------ Entries provided ------

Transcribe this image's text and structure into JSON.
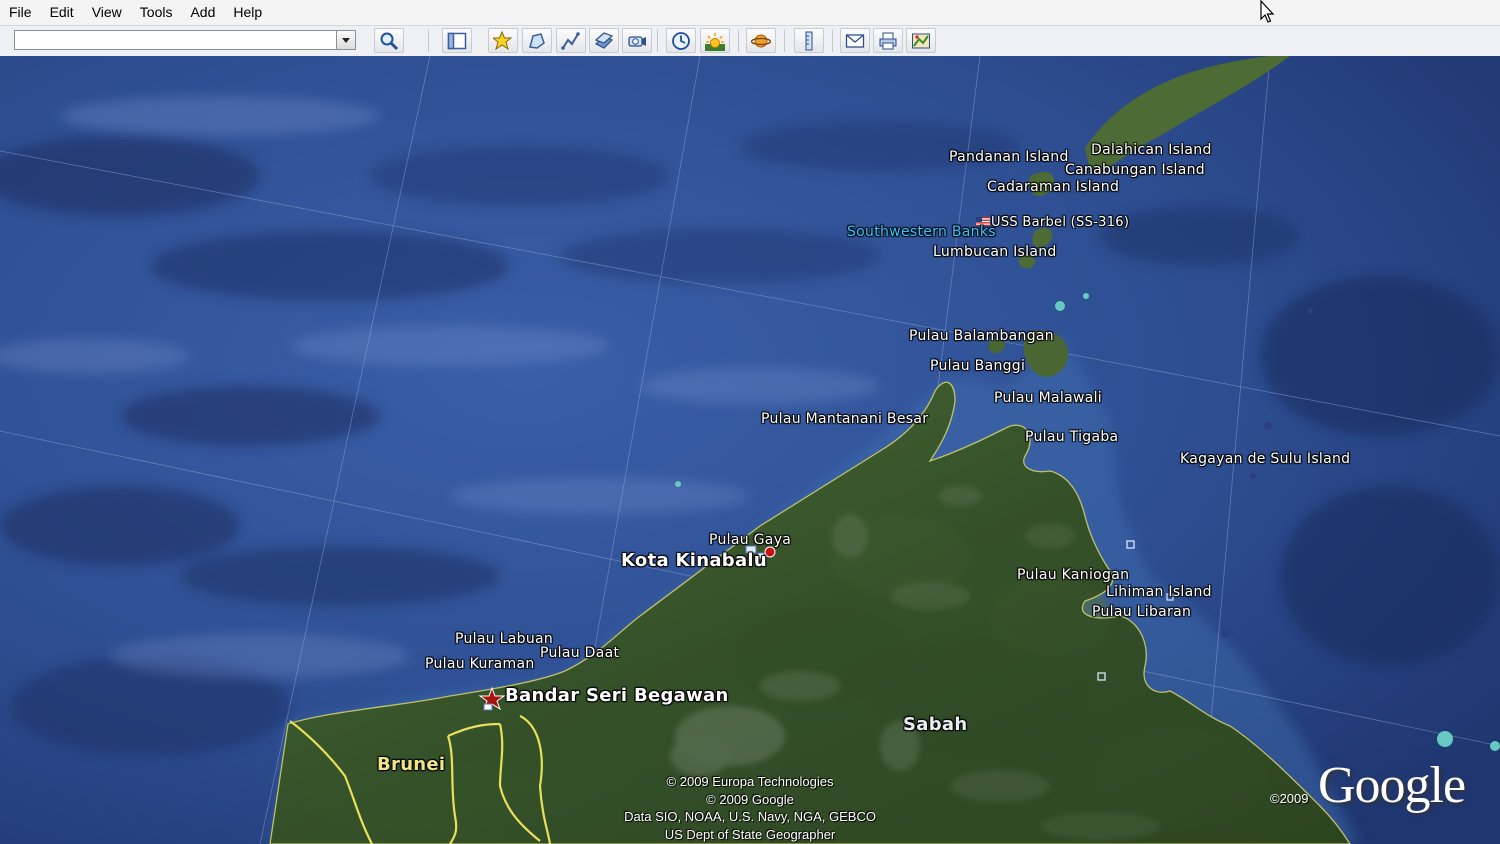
{
  "menu": {
    "items": [
      {
        "label": "File"
      },
      {
        "label": "Edit"
      },
      {
        "label": "View"
      },
      {
        "label": "Tools"
      },
      {
        "label": "Add"
      },
      {
        "label": "Help"
      }
    ]
  },
  "toolbar": {
    "search_value": "",
    "buttons": [
      {
        "name": "search-button",
        "icon": "magnifier-icon"
      },
      {
        "name": "sidebar-toggle-button",
        "icon": "panel-icon"
      },
      {
        "name": "add-placemark-button",
        "icon": "pushpin-icon"
      },
      {
        "name": "add-polygon-button",
        "icon": "polygon-icon"
      },
      {
        "name": "add-path-button",
        "icon": "path-icon"
      },
      {
        "name": "add-image-overlay-button",
        "icon": "overlay-icon"
      },
      {
        "name": "record-tour-button",
        "icon": "camera-icon"
      },
      {
        "name": "historical-imagery-button",
        "icon": "clock-icon"
      },
      {
        "name": "sunlight-button",
        "icon": "sun-icon"
      },
      {
        "name": "planets-button",
        "icon": "planet-icon"
      },
      {
        "name": "ruler-button",
        "icon": "ruler-icon"
      },
      {
        "name": "email-button",
        "icon": "envelope-icon"
      },
      {
        "name": "print-button",
        "icon": "printer-icon"
      },
      {
        "name": "view-in-maps-button",
        "icon": "map-icon"
      }
    ]
  },
  "map": {
    "labels": {
      "pandanan": "Pandanan Island",
      "dalahican": "Dalahican Island",
      "canabungan": "Canabungan Island",
      "cadaraman": "Cadaraman Island",
      "uss_barbel": "USS Barbel (SS-316)",
      "southwestern_banks": "Southwestern Banks",
      "lumbucan": "Lumbucan Island",
      "balambangan": "Pulau Balambangan",
      "banggi": "Pulau Banggi",
      "malawali": "Pulau Malawali",
      "mantanani": "Pulau Mantanani Besar",
      "tigaba": "Pulau Tigaba",
      "kagayan": "Kagayan de Sulu Island",
      "gaya": "Pulau Gaya",
      "kota_kinabalu": "Kota Kinabalu",
      "kaniogan": "Pulau Kaniogan",
      "lihiman": "Lihiman Island",
      "libaran": "Pulau Libaran",
      "labuan": "Pulau Labuan",
      "daat": "Pulau Daat",
      "kuraman": "Pulau Kuraman",
      "bandar": "Bandar Seri Begawan",
      "sabah": "Sabah",
      "brunei": "Brunei"
    },
    "credits": {
      "line1": "© 2009 Europa Technologies",
      "line2": "© 2009 Google",
      "line3": "Data SIO, NOAA, U.S. Navy, NGA, GEBCO",
      "line4": "US Dept of State Geographer",
      "year": "©2009",
      "logo": "Google"
    },
    "colors": {
      "ocean": "#2c4f92",
      "land": "#3b5a2b",
      "border": "#e8e05a"
    }
  }
}
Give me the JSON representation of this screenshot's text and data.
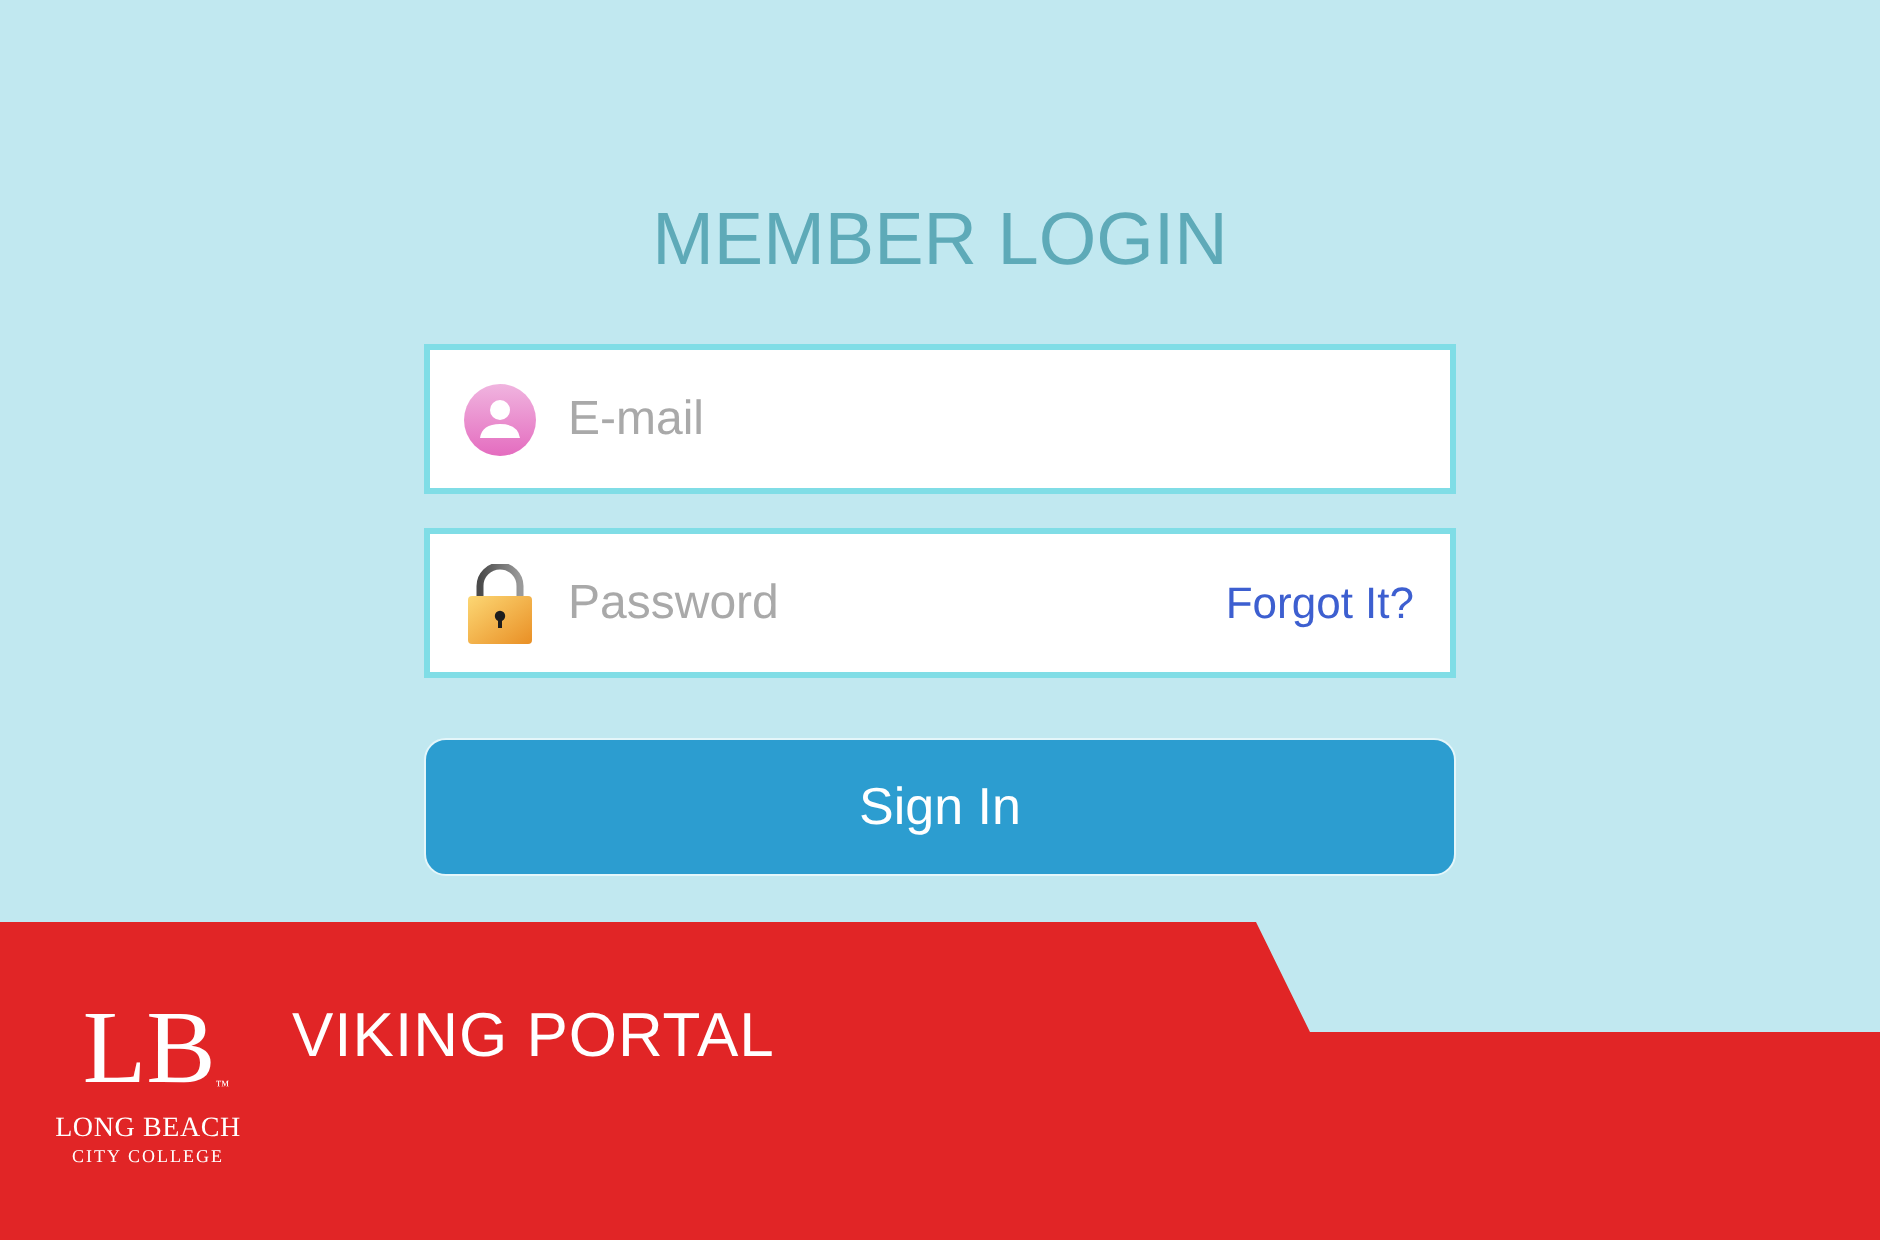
{
  "title": "MEMBER LOGIN",
  "fields": [
    {
      "kind": "email",
      "placeholder": "E-mail"
    },
    {
      "kind": "password",
      "placeholder": "Password",
      "link": "Forgot It?"
    }
  ],
  "button": "Sign In",
  "banner": {
    "logo": {
      "monogram": "LB",
      "trademark": "™",
      "name": "LONG BEACH",
      "subtitle": "CITY COLLEGE"
    },
    "title": "VIKING PORTAL"
  }
}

------

Wherever a line in the data above holds "Pulau", copy that line.

* **Solution below**:
      "balambangan": "Pulau Balambangan",
      "banggi": "Pulau Banggi",
      "malawali": "Pulau Malawali",
      "mantanani": "Pulau Mantanani Besar",
      "tigaba": "Pulau Tigaba",
      "gaya": "Pulau Gaya",
      "kaniogan": "Pulau Kaniogan",
      "libaran": "Pulau Libaran",
      "labuan": "Pulau Labuan",
      "daat": "Pulau Daat",
      "kuraman": "Pulau Kuraman",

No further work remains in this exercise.